** Start Document text **
Seeking More Guidance, Self-Directed Investors Turn to Robots, J.D. Power Study Finds
Millennials in Canada Have Strong Interest in Robo-Advisors
TORONTO: 26 Sept. 2016 — As many current self-directed investors show a strong interest in receiving more guidance from their firms, robo-advisors may provide a viable, low-cost alternative to going it alone or working with a traditional full-service advisor, according to the J.D. Power 2016 Canadian Self-Directed Investor Satisfaction Study,SM released today.
Robo-advisors provide automated portfolio management services at a relatively low cost. While several firms already offer such services, there still is limited investor awareness and understanding of this alternative.
“The robo-advisor market in Canada is still relatively small, but there are a number of factors likely to drive continued growth,” said Mike Foy, director of the wealth management practice at J.D. Power. “Millennials are now the largest segment of the workforce and are not only more comfortable than their parents with technology-based solutions, but they are also more likely to be looking for guidance as they accumulate wealth and their financial lives become more complex.”
According to study findings, the appeal of robo-advisors is highest among Millennial investors, 66% of whom indicate they would be interested in robo-advice if their firm offered it, compared with 54% of all investors. The percentage of Millennials who indicate they have actually used a robo-advisor is nearly double that of the overall market (11% vs. 6%, respectively), and among those Millennials who have used a robo-advisor, 54% are either equally satisfied or more satisfied with their robo-advisor experience as they are with their primary self-directed firm.
The study also finds that despite all the attention on Canada’s Client Relationship Management (CRM2) regulatory initiative to drive investor transparency, little-to-no progress is evident in terms of increasing investor understanding of fees.
“The needle really hasn’t moved in five years,” Foy said. “In 2012, only 39% of self-directed investors said they completely understood the fees they were paying, and in 2016 it’s still 39%. Increased disclosure does not automatically create transparency. Firms need to ensure they are explaining information effectively, as we see a very strong correlation between understanding and satisfaction when it comes to fees.”
Following are additional findings of the 2016 study:
- Millennials Seeking Guidance: Among Millennial self-directed investors, 37% indicate they also have a secondary full-service investment account, compared with 24% of Boomers. Among Millennial who do not, 21% say they expect to need one in the future. They are also much more likely to use planning tools and attend educational seminars.
- Satisfaction Drives Referrals as Well as Loyalty: On average, investors in the mid-range of satisfaction (overall satisfaction scores of 700-799) make 1.3 net positive comments about their firm, while those in a higher range of satisfaction (800-899) more than double that at 2.7 net positive comments. Referrals double again among those in a satisfaction tier above 900, making an average of 5.2 net positive comments.
** End Document text **
Work to do
• 1. In the robo-advisor press release, what percentage of self-directed investors said in 2016 that they completely understood the fees they were paying?
• 2. List every percentage that the robo-advisor press release reports for Millennial investors, and say what each one measures.
The listing that comes next is separate material and is not part of the robo-advisor press release.
** Start Listing **
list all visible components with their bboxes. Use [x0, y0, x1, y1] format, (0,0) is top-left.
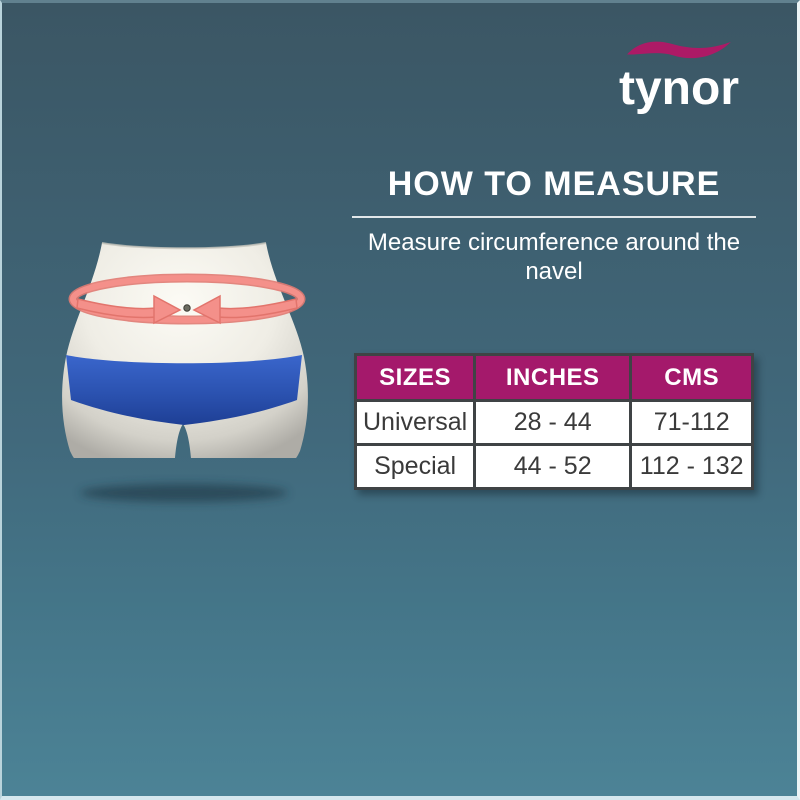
- col-header-sizes: SIZES: [353, 353, 477, 402]
- briefs: [66, 355, 302, 425]
- brand-logo: tynor: [611, 39, 747, 112]
- measure-arrows: [76, 294, 298, 325]
- table-row-universal: Universal 28 - 44 71-112: [353, 399, 755, 446]
- size-chart-header-row: SIZES INCHES CMS: [353, 353, 755, 402]
- size-chart-table: SIZES INCHES CMS Universal 28 - 44 71-11…: [353, 353, 755, 490]
- cell-inches: 44 - 52: [473, 443, 633, 490]
- col-header-inches: INCHES: [473, 353, 633, 402]
- cell-cms: 112 - 132: [629, 443, 755, 490]
- figure-shadow: [80, 484, 288, 502]
- heading-block: HOW TO MEASURE Measure circumference aro…: [350, 165, 758, 287]
- cell-size: Universal: [353, 399, 477, 446]
- measure-instruction: Measure circumference around the navel: [367, 229, 741, 286]
- cell-size: Special: [353, 443, 477, 490]
- col-header-cms: CMS: [629, 353, 755, 402]
- title-divider: [352, 216, 756, 218]
- waist-measurement-illustration: [62, 242, 308, 502]
- logo-swoosh-icon: [627, 41, 731, 59]
- brand-name: tynor: [619, 62, 739, 115]
- cell-cms: 71-112: [629, 399, 755, 446]
- cell-inches: 28 - 44: [473, 399, 633, 446]
- waist-cut-edge: [101, 242, 267, 250]
- table-row-special: Special 44 - 52 112 - 132: [353, 443, 755, 490]
- navel-dot: [183, 304, 191, 312]
- page-title: HOW TO MEASURE: [387, 165, 721, 203]
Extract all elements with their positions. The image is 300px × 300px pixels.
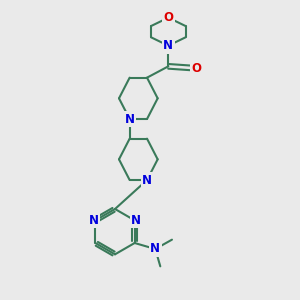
Text: N: N bbox=[142, 173, 152, 187]
Text: N: N bbox=[163, 39, 173, 52]
Text: N: N bbox=[124, 112, 135, 125]
Text: O: O bbox=[163, 11, 173, 24]
Text: N: N bbox=[89, 214, 99, 227]
Text: N: N bbox=[131, 214, 141, 227]
Text: N: N bbox=[150, 242, 160, 256]
Text: O: O bbox=[191, 61, 201, 74]
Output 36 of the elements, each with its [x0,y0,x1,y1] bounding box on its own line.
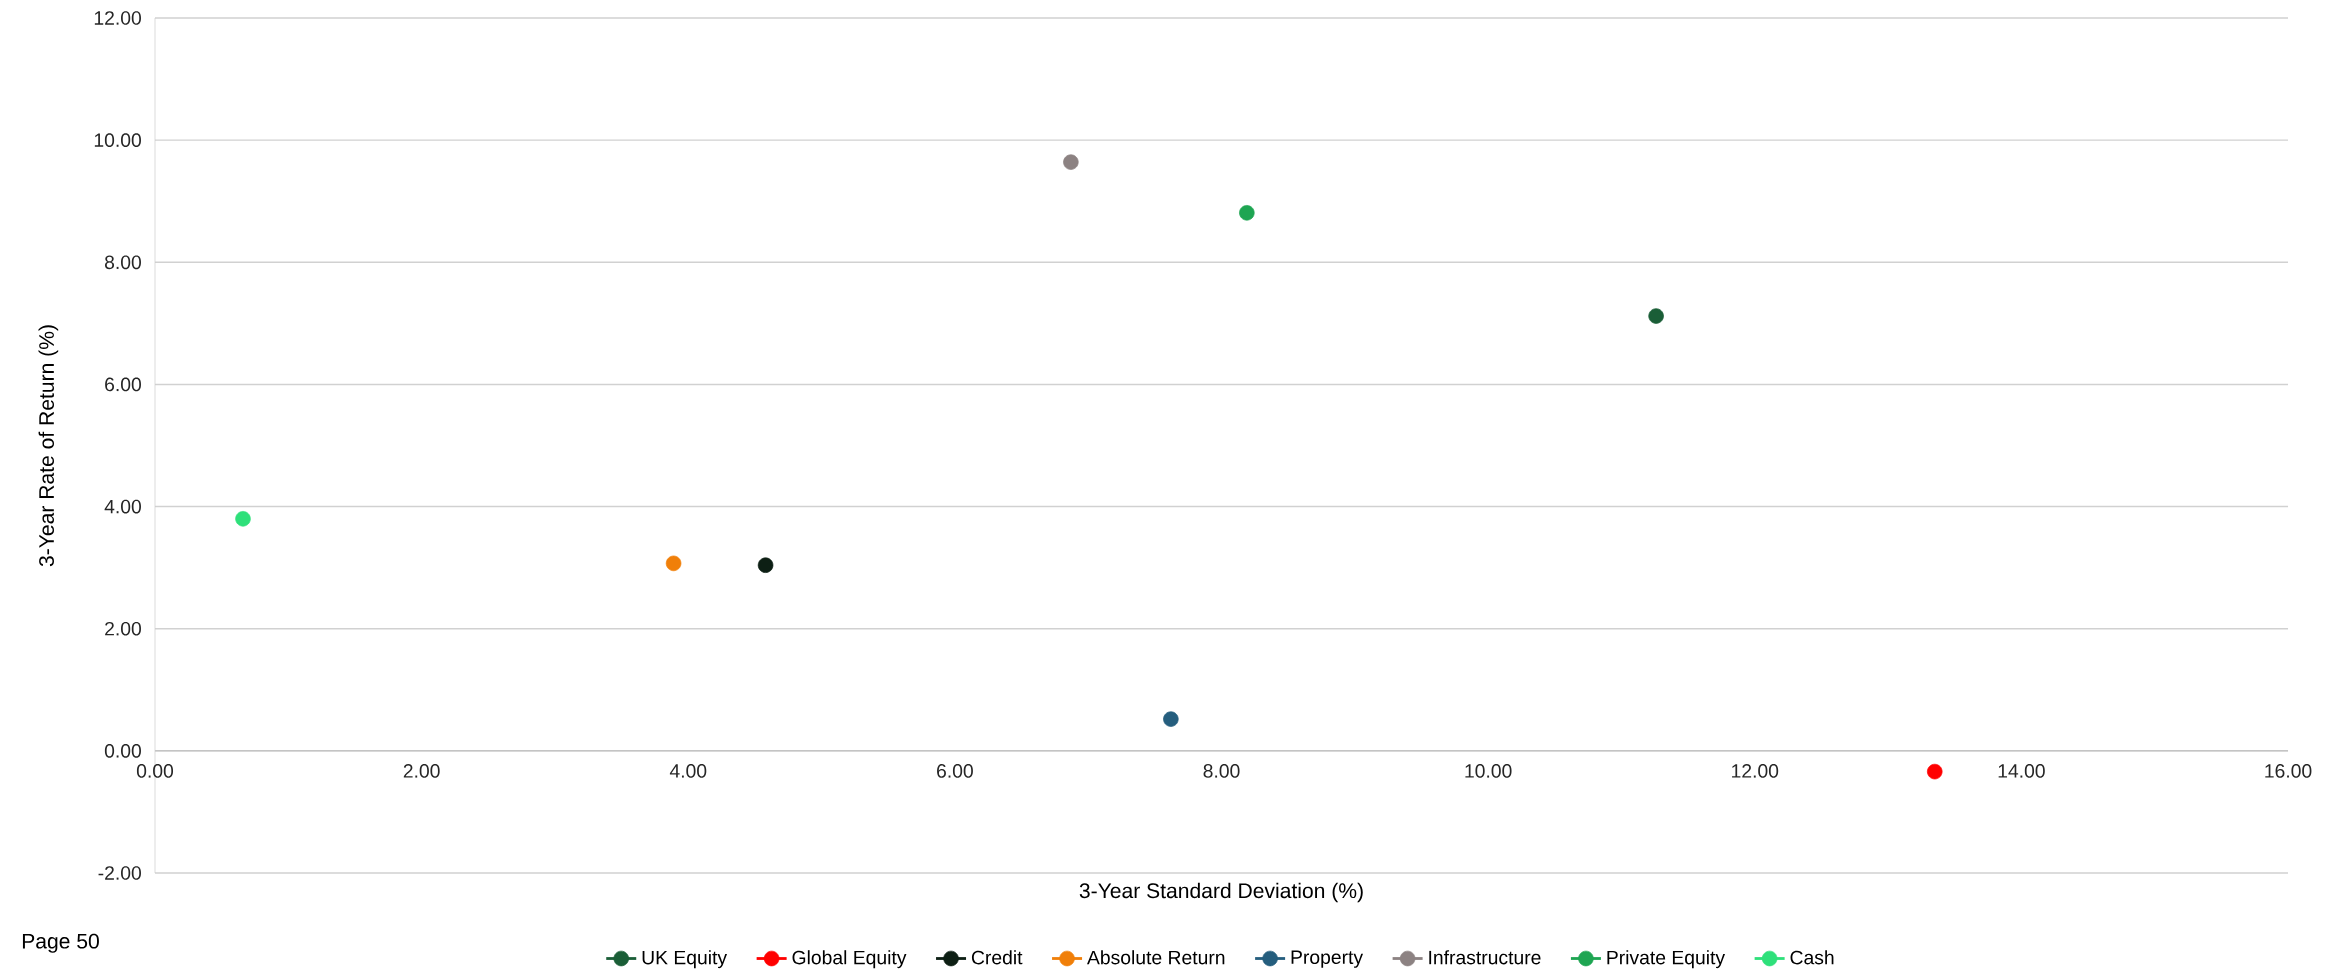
** End Listing **
Results
• 1. 39%

• 2.
- 66%: would be interested in robo-advice if their firm offered it
- 11%: have actually used a robo-advisor
- 54%: of those who have used a robo-advisor, are equally or more satisfied with it than with their primary self-directed firm
- 37%: also have a secondary full-service investment account
- 21%: of those without such an account, expect to need one in the future